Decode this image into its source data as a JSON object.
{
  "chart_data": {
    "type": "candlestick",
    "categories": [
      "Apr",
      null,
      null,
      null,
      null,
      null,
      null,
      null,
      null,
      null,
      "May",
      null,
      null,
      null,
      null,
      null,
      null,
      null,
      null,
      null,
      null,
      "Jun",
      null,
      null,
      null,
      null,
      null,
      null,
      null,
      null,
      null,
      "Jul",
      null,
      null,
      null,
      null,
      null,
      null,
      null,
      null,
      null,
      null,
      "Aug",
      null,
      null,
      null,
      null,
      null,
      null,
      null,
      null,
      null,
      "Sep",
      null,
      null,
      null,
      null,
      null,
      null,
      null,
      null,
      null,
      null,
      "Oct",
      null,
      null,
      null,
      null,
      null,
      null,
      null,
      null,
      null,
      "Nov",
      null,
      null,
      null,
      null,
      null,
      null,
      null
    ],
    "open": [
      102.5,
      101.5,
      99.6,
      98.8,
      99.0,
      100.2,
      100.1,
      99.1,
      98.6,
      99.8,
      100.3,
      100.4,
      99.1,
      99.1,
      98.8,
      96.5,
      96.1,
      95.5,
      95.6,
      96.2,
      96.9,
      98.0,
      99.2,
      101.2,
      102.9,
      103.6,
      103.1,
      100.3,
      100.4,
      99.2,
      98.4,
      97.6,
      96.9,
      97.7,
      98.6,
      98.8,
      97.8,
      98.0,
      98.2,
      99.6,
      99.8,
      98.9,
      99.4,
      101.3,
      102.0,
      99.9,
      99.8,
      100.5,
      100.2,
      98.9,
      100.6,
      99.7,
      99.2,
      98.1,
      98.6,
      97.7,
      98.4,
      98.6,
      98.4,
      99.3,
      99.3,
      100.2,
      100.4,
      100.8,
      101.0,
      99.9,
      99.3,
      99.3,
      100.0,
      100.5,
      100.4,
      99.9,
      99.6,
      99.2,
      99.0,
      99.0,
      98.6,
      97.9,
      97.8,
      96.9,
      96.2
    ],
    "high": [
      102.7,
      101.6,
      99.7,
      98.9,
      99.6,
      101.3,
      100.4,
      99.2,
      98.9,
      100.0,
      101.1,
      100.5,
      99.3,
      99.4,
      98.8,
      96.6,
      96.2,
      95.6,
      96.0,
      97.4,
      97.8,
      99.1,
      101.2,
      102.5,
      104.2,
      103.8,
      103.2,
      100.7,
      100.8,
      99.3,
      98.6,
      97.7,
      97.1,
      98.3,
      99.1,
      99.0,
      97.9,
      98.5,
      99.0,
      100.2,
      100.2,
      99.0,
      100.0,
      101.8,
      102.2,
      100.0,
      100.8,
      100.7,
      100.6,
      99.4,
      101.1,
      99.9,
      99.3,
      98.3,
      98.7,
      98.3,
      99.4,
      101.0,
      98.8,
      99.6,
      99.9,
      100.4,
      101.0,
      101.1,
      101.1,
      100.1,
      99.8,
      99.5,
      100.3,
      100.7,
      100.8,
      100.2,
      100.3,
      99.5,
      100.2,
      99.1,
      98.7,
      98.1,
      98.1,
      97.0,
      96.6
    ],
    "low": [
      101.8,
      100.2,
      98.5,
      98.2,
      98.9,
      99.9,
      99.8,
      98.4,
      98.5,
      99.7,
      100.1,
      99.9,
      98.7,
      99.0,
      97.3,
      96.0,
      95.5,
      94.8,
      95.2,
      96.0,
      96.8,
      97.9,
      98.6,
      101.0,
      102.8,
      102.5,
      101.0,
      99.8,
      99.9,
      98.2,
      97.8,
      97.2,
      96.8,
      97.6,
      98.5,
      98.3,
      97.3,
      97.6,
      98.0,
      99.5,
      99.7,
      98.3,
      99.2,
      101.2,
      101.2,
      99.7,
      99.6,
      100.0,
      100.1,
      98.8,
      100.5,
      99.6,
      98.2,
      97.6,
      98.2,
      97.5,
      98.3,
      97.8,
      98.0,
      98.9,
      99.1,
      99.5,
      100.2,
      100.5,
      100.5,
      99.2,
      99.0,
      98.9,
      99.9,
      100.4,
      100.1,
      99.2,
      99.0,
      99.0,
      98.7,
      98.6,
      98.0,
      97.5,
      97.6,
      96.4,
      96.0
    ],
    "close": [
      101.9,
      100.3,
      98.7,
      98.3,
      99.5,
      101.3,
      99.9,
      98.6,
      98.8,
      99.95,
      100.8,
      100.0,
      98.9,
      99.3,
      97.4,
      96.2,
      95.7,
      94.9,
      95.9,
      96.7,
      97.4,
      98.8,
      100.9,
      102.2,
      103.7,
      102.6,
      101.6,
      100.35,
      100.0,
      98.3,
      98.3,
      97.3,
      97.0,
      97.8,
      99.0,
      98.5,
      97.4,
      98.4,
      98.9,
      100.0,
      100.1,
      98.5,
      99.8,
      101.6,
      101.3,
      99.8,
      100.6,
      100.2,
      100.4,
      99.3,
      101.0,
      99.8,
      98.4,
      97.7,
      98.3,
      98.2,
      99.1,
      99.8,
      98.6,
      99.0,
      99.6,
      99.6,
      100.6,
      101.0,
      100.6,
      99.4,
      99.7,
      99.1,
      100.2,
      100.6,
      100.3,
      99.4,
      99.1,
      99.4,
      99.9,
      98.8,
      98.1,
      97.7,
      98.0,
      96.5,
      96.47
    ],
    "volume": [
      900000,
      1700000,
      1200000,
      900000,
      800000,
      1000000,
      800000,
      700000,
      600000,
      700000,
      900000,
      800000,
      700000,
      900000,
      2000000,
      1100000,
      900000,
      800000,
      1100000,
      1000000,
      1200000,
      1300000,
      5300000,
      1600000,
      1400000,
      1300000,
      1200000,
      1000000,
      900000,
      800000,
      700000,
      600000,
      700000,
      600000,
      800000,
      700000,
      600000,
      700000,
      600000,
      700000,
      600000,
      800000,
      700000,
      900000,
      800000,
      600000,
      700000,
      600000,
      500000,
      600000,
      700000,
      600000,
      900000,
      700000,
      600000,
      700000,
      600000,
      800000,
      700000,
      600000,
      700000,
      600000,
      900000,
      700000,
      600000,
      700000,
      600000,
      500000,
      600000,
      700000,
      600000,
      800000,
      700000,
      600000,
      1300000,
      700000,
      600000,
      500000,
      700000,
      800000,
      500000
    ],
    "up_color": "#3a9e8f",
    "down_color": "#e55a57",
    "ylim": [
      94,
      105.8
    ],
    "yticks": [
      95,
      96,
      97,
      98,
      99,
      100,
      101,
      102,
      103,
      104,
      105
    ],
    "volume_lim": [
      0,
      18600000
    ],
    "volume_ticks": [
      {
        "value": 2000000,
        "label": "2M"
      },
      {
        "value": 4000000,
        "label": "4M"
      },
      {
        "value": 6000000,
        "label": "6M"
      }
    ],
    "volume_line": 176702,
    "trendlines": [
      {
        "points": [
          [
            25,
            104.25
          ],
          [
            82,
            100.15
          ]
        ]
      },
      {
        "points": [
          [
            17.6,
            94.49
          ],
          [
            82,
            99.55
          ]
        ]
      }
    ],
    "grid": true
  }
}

## STATED TASK
Your task is to quote all of the data word for word.

## FINAL RESULT
Decode this image into its source data as a JSON object.
{
  "chart_data": {
    "type": "candlestick",
    "categories": [
      "Apr",
      null,
      null,
      null,
      null,
      null,
      null,
      null,
      null,
      null,
      "May",
      null,
      null,
      null,
      null,
      null,
      null,
      null,
      null,
      null,
      null,
      "Jun",
      null,
      null,
      null,
      null,
      null,
      null,
      null,
      null,
      null,
      "Jul",
      null,
      null,
      null,
      null,
      null,
      null,
      null,
      null,
      null,
      null,
      "Aug",
      null,
      null,
      null,
      null,
      null,
      null,
      null,
      null,
      null,
      "Sep",
      null,
      null,
      null,
      null,
      null,
      null,
      null,
      null,
      null,
      null,
      "Oct",
      null,
      null,
      null,
      null,
      null,
      null,
      null,
      null,
      null,
      "Nov",
      null,
      null,
      null,
      null,
      null,
      null,
      null
    ],
    "open": [
      102.5,
      101.5,
      99.6,
      98.8,
      99.0,
      100.2,
      100.1,
      99.1,
      98.6,
      99.8,
      100.3,
      100.4,
      99.1,
      99.1,
      98.8,
      96.5,
      96.1,
      95.5,
      95.6,
      96.2,
      96.9,
      98.0,
      99.2,
      101.2,
      102.9,
      103.6,
      103.1,
      100.3,
      100.4,
      99.2,
      98.4,
      97.6,
      96.9,
      97.7,
      98.6,
      98.8,
      97.8,
      98.0,
      98.2,
      99.6,
      99.8,
      98.9,
      99.4,
      101.3,
      102.0,
      99.9,
      99.8,
      100.5,
      100.2,
      98.9,
      100.6,
      99.7,
      99.2,
      98.1,
      98.6,
      97.7,
      98.4,
      98.6,
      98.4,
      99.3,
      99.3,
      100.2,
      100.4,
      100.8,
      101.0,
      99.9,
      99.3,
      99.3,
      100.0,
      100.5,
      100.4,
      99.9,
      99.6,
      99.2,
      99.0,
      99.0,
      98.6,
      97.9,
      97.8,
      96.9,
      96.2
    ],
    "high": [
      102.7,
      101.6,
      99.7,
      98.9,
      99.6,
      101.3,
      100.4,
      99.2,
      98.9,
      100.0,
      101.1,
      100.5,
      99.3,
      99.4,
      98.8,
      96.6,
      96.2,
      95.6,
      96.0,
      97.4,
      97.8,
      99.1,
      101.2,
      102.5,
      104.2,
      103.8,
      103.2,
      100.7,
      100.8,
      99.3,
      98.6,
      97.7,
      97.1,
      98.3,
      99.1,
      99.0,
      97.9,
      98.5,
      99.0,
      100.2,
      100.2,
      99.0,
      100.0,
      101.8,
      102.2,
      100.0,
      100.8,
      100.7,
      100.6,
      99.4,
      101.1,
      99.9,
      99.3,
      98.3,
      98.7,
      98.3,
      99.4,
      101.0,
      98.8,
      99.6,
      99.9,
      100.4,
      101.0,
      101.1,
      101.1,
      100.1,
      99.8,
      99.5,
      100.3,
      100.7,
      100.8,
      100.2,
      100.3,
      99.5,
      100.2,
      99.1,
      98.7,
      98.1,
      98.1,
      97.0,
      96.6
    ],
    "low": [
      101.8,
      100.2,
      98.5,
      98.2,
      98.9,
      99.9,
      99.8,
      98.4,
      98.5,
      99.7,
      100.1,
      99.9,
      98.7,
      99.0,
      97.3,
      96.0,
      95.5,
      94.8,
      95.2,
      96.0,
      96.8,
      97.9,
      98.6,
      101.0,
      102.8,
      102.5,
      101.0,
      99.8,
      99.9,
      98.2,
      97.8,
      97.2,
      96.8,
      97.6,
      98.5,
      98.3,
      97.3,
      97.6,
      98.0,
      99.5,
      99.7,
      98.3,
      99.2,
      101.2,
      101.2,
      99.7,
      99.6,
      100.0,
      100.1,
      98.8,
      100.5,
      99.6,
      98.2,
      97.6,
      98.2,
      97.5,
      98.3,
      97.8,
      98.0,
      98.9,
      99.1,
      99.5,
      100.2,
      100.5,
      100.5,
      99.2,
      99.0,
      98.9,
      99.9,
      100.4,
      100.1,
      99.2,
      99.0,
      99.0,
      98.7,
      98.6,
      98.0,
      97.5,
      97.6,
      96.4,
      96.0
    ],
    "close": [
      101.9,
      100.3,
      98.7,
      98.3,
      99.5,
      101.3,
      99.9,
      98.6,
      98.8,
      99.95,
      100.8,
      100.0,
      98.9,
      99.3,
      97.4,
      96.2,
      95.7,
      94.9,
      95.9,
      96.7,
      97.4,
      98.8,
      100.9,
      102.2,
      103.7,
      102.6,
      101.6,
      100.35,
      100.0,
      98.3,
      98.3,
      97.3,
      97.0,
      97.8,
      99.0,
      98.5,
      97.4,
      98.4,
      98.9,
      100.0,
      100.1,
      98.5,
      99.8,
      101.6,
      101.3,
      99.8,
      100.6,
      100.2,
      100.4,
      99.3,
      101.0,
      99.8,
      98.4,
      97.7,
      98.3,
      98.2,
      99.1,
      99.8,
      98.6,
      99.0,
      99.6,
      99.6,
      100.6,
      101.0,
      100.6,
      99.4,
      99.7,
      99.1,
      100.2,
      100.6,
      100.3,
      99.4,
      99.1,
      99.4,
      99.9,
      98.8,
      98.1,
      97.7,
      98.0,
      96.5,
      96.47
    ],
    "volume": [
      900000,
      1700000,
      1200000,
      900000,
      800000,
      1000000,
      800000,
      700000,
      600000,
      700000,
      900000,
      800000,
      700000,
      900000,
      2000000,
      1100000,
      900000,
      800000,
      1100000,
      1000000,
      1200000,
      1300000,
      5300000,
      1600000,
      1400000,
      1300000,
      1200000,
      1000000,
      900000,
      800000,
      700000,
      600000,
      700000,
      600000,
      800000,
      700000,
      600000,
      700000,
      600000,
      700000,
      600000,
      800000,
      700000,
      900000,
      800000,
      600000,
      700000,
      600000,
      500000,
      600000,
      700000,
      600000,
      900000,
      700000,
      600000,
      700000,
      600000,
      800000,
      700000,
      600000,
      700000,
      600000,
      900000,
      700000,
      600000,
      700000,
      600000,
      500000,
      600000,
      700000,
      600000,
      800000,
      700000,
      600000,
      1300000,
      700000,
      600000,
      500000,
      700000,
      800000,
      500000
    ],
    "up_color": "#3a9e8f",
    "down_color": "#e55a57",
    "ylim": [
      94,
      105.8
    ],
    "yticks": [
      95,
      96,
      97,
      98,
      99,
      100,
      101,
      102,
      103,
      104,
      105
    ],
    "volume_lim": [
      0,
      18600000
    ],
    "volume_ticks": [
      {
        "value": 2000000,
        "label": "2M"
      },
      {
        "value": 4000000,
        "label": "4M"
      },
      {
        "value": 6000000,
        "label": "6M"
      }
    ],
    "volume_line": 176702,
    "trendlines": [
      {
        "points": [
          [
            25,
            104.25
          ],
          [
            82,
            100.15
          ]
        ]
      },
      {
        "points": [
          [
            17.6,
            94.49
          ],
          [
            82,
            99.55
          ]
        ]
      }
    ],
    "grid": true
  }
}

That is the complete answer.